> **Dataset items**
--------------------------------

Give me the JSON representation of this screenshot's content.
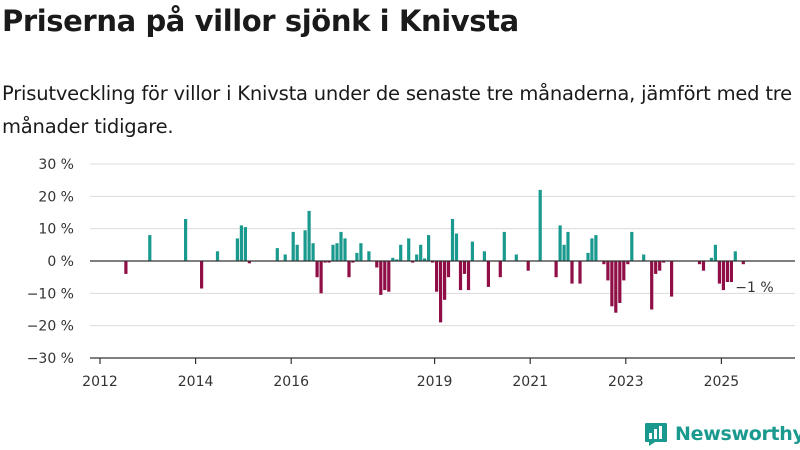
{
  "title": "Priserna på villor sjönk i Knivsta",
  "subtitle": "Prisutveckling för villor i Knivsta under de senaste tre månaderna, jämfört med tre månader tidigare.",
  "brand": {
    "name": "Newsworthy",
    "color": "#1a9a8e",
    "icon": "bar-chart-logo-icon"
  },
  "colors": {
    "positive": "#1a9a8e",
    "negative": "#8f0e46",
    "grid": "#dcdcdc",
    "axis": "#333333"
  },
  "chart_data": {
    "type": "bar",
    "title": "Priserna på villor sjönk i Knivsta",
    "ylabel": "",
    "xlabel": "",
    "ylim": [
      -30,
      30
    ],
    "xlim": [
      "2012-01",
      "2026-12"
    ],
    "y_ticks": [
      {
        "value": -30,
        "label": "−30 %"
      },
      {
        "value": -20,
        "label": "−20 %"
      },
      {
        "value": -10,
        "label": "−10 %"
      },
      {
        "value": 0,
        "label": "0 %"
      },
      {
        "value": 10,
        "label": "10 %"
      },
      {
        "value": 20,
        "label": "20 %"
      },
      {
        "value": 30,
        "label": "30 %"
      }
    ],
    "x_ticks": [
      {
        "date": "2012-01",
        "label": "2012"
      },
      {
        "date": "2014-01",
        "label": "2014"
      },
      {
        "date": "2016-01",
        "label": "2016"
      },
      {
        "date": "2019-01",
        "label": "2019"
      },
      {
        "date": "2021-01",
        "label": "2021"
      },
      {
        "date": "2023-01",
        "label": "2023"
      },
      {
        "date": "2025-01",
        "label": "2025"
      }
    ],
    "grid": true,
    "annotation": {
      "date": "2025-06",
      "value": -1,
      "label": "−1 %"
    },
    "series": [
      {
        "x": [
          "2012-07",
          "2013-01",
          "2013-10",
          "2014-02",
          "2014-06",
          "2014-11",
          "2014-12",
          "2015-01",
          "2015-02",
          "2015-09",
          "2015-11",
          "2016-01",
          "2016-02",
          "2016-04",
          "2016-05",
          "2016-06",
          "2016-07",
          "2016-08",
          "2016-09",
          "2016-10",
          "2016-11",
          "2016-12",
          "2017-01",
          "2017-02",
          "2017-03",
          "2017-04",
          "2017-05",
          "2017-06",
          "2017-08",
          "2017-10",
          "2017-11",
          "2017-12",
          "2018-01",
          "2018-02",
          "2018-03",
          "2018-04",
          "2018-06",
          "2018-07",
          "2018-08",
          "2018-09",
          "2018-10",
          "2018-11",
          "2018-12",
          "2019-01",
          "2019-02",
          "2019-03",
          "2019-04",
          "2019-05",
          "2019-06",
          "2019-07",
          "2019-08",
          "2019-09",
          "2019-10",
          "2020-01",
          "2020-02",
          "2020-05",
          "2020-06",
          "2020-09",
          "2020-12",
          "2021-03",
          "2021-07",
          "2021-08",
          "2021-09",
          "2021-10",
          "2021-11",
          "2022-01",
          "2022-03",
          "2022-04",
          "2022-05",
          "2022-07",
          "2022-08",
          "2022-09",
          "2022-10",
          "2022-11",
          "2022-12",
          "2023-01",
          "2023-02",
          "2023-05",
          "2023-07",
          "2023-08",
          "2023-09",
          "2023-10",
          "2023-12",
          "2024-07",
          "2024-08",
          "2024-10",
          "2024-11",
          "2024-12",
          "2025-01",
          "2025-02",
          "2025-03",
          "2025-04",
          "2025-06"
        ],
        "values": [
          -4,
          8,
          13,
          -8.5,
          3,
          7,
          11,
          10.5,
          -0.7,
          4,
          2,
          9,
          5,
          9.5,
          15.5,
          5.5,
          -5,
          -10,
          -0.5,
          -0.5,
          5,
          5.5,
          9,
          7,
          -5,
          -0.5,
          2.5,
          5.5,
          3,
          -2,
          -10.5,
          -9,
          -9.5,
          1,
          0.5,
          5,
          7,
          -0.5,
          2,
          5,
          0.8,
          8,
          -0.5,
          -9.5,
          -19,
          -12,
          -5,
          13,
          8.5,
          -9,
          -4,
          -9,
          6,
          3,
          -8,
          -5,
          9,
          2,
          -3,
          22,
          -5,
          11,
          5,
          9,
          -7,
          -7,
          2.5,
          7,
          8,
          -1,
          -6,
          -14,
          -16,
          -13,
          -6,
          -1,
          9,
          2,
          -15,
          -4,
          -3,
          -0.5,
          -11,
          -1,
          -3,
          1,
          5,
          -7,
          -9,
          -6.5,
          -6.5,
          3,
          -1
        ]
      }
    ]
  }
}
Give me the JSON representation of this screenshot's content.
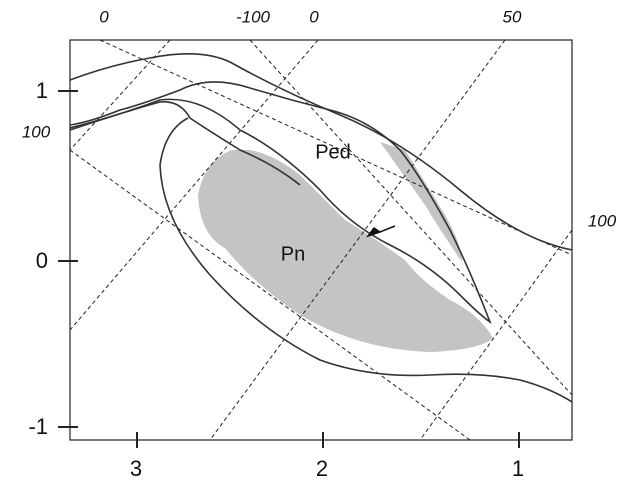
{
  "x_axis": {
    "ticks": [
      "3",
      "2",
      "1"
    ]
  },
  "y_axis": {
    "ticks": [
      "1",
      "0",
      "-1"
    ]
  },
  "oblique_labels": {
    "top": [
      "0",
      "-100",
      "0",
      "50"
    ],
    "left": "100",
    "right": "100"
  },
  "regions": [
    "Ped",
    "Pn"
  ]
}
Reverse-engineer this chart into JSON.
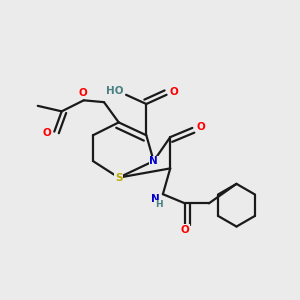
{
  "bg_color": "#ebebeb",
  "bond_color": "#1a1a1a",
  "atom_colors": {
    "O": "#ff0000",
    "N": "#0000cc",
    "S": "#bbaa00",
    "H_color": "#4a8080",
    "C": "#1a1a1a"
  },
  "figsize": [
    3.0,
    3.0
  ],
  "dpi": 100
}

--------------------------------

> **SHORT TASK**
All records should be output exactly, with the pictures left out.

> **ANSWER TO THIS PROBLEM**
Give me the JSON representation of this screenshot's content.
{
  "title": "Priserna på villor sjönk i Knivsta",
  "subtitle": "Prisutveckling för villor i Knivsta under de senaste tre månaderna, jämfört med tre månader tidigare.",
  "brand": {
    "name": "Newsworthy",
    "color": "#1a9a8e",
    "icon": "bar-chart-logo-icon"
  },
  "colors": {
    "positive": "#1a9a8e",
    "negative": "#8f0e46",
    "grid": "#dcdcdc",
    "axis": "#333333"
  },
  "chart_data": {
    "type": "bar",
    "title": "Priserna på villor sjönk i Knivsta",
    "ylabel": "",
    "xlabel": "",
    "ylim": [
      -30,
      30
    ],
    "xlim": [
      "2012-01",
      "2026-12"
    ],
    "y_ticks": [
      {
        "value": -30,
        "label": "−30 %"
      },
      {
        "value": -20,
        "label": "−20 %"
      },
      {
        "value": -10,
        "label": "−10 %"
      },
      {
        "value": 0,
        "label": "0 %"
      },
      {
        "value": 10,
        "label": "10 %"
      },
      {
        "value": 20,
        "label": "20 %"
      },
      {
        "value": 30,
        "label": "30 %"
      }
    ],
    "x_ticks": [
      {
        "date": "2012-01",
        "label": "2012"
      },
      {
        "date": "2014-01",
        "label": "2014"
      },
      {
        "date": "2016-01",
        "label": "2016"
      },
      {
        "date": "2019-01",
        "label": "2019"
      },
      {
        "date": "2021-01",
        "label": "2021"
      },
      {
        "date": "2023-01",
        "label": "2023"
      },
      {
        "date": "2025-01",
        "label": "2025"
      }
    ],
    "grid": true,
    "annotation": {
      "date": "2025-06",
      "value": -1,
      "label": "−1 %"
    },
    "series": [
      {
        "x": [
          "2012-07",
          "2013-01",
          "2013-10",
          "2014-02",
          "2014-06",
          "2014-11",
          "2014-12",
          "2015-01",
          "2015-02",
          "2015-09",
          "2015-11",
          "2016-01",
          "2016-02",
          "2016-04",
          "2016-05",
          "2016-06",
          "2016-07",
          "2016-08",
          "2016-09",
          "2016-10",
          "2016-11",
          "2016-12",
          "2017-01",
          "2017-02",
          "2017-03",
          "2017-04",
          "2017-05",
          "2017-06",
          "2017-08",
          "2017-10",
          "2017-11",
          "2017-12",
          "2018-01",
          "2018-02",
          "2018-03",
          "2018-04",
          "2018-06",
          "2018-07",
          "2018-08",
          "2018-09",
          "2018-10",
          "2018-11",
          "2018-12",
          "2019-01",
          "2019-02",
          "2019-03",
          "2019-04",
          "2019-05",
          "2019-06",
          "2019-07",
          "2019-08",
          "2019-09",
          "2019-10",
          "2020-01",
          "2020-02",
          "2020-05",
          "2020-06",
          "2020-09",
          "2020-12",
          "2021-03",
          "2021-07",
          "2021-08",
          "2021-09",
          "2021-10",
          "2021-11",
          "2022-01",
          "2022-03",
          "2022-04",
          "2022-05",
          "2022-07",
          "2022-08",
          "2022-09",
          "2022-10",
          "2022-11",
          "2022-12",
          "2023-01",
          "2023-02",
          "2023-05",
          "2023-07",
          "2023-08",
          "2023-09",
          "2023-10",
          "2023-12",
          "2024-07",
          "2024-08",
          "2024-10",
          "2024-11",
          "2024-12",
          "2025-01",
          "2025-02",
          "2025-03",
          "2025-04",
          "2025-06"
        ],
        "values": [
          -4,
          8,
          13,
          -8.5,
          3,
          7,
          11,
          10.5,
          -0.7,
          4,
          2,
          9,
          5,
          9.5,
          15.5,
          5.5,
          -5,
          -10,
          -0.5,
          -0.5,
          5,
          5.5,
          9,
          7,
          -5,
          -0.5,
          2.5,
          5.5,
          3,
          -2,
          -10.5,
          -9,
          -9.5,
          1,
          0.5,
          5,
          7,
          -0.5,
          2,
          5,
          0.8,
          8,
          -0.5,
          -9.5,
          -19,
          -12,
          -5,
          13,
          8.5,
          -9,
          -4,
          -9,
          6,
          3,
          -8,
          -5,
          9,
          2,
          -3,
          22,
          -5,
          11,
          5,
          9,
          -7,
          -7,
          2.5,
          7,
          8,
          -1,
          -6,
          -14,
          -16,
          -13,
          -6,
          -1,
          9,
          2,
          -15,
          -4,
          -3,
          -0.5,
          -11,
          -1,
          -3,
          1,
          5,
          -7,
          -9,
          -6.5,
          -6.5,
          3,
          -1
        ]
      }
    ]
  }
}
Give me the JSON representation of this screenshot's content.
{
  "x_axis": {
    "ticks": [
      "3",
      "2",
      "1"
    ]
  },
  "y_axis": {
    "ticks": [
      "1",
      "0",
      "-1"
    ]
  },
  "oblique_labels": {
    "top": [
      "0",
      "-100",
      "0",
      "50"
    ],
    "left": "100",
    "right": "100"
  },
  "regions": [
    "Ped",
    "Pn"
  ]
}
Reverse-engineer this chart into JSON.
{
  "bg_color": "#ebebeb",
  "bond_color": "#1a1a1a",
  "atom_colors": {
    "O": "#ff0000",
    "N": "#0000cc",
    "S": "#bbaa00",
    "H_color": "#4a8080",
    "C": "#1a1a1a"
  },
  "figsize": [
    3.0,
    3.0
  ],
  "dpi": 100
}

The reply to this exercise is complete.